##### SUPPLIED ENTRIES
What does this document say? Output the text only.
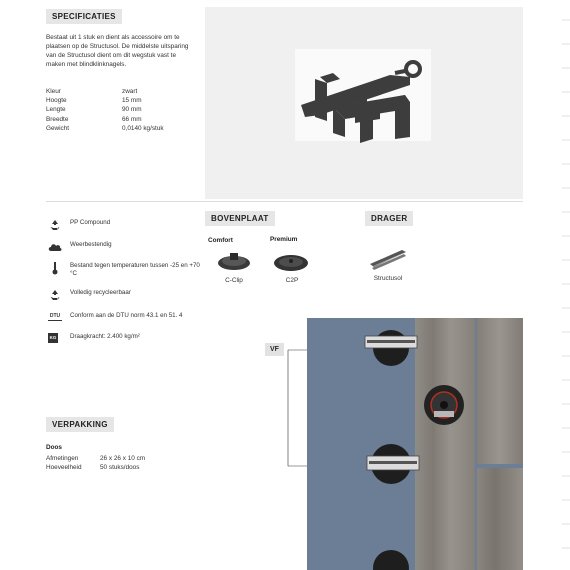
SPECIFICATIES
Bestaat uit 1 stuk en dient als accessoire om te plaatsen op de Structusol. De middelste uitsparing van de Structusol dient om dit wegstuk vast te maken met blindklinknagels.
Kleur	zwart
Hoogte	15 mm
Lengte	90 mm
Breedte	66 mm
Gewicht	0,0140 kg/stuk
PP Compound
Weerbestendig
Bestand tegen temperaturen tussen -25 en +70 °C
Volledig recycleerbaar
DTU Conform aan de DTU norm 43.1 en 51. 4
KG Draagkracht: 2.400 kg/m²
BOVENPLAAT
Comfort	Premium
C-Clip	C2P
DRAGER
Structusol
VERPAKKING
Doos
Afmetingen	26 x 26 x 10 cm
Hoeveelheid	50 stuks/doos
VF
##########
» **REQUIRED TASK**:
Point out every line holding the string "Structusol" and copy it.

» **CORRECT ANSWER**:
Bestaat uit 1 stuk en dient als accessoire om te plaatsen op de Structusol. De middelste uitsparing van de Structusol dient om dit wegstuk vast te maken met blindklinknagels.
Structusol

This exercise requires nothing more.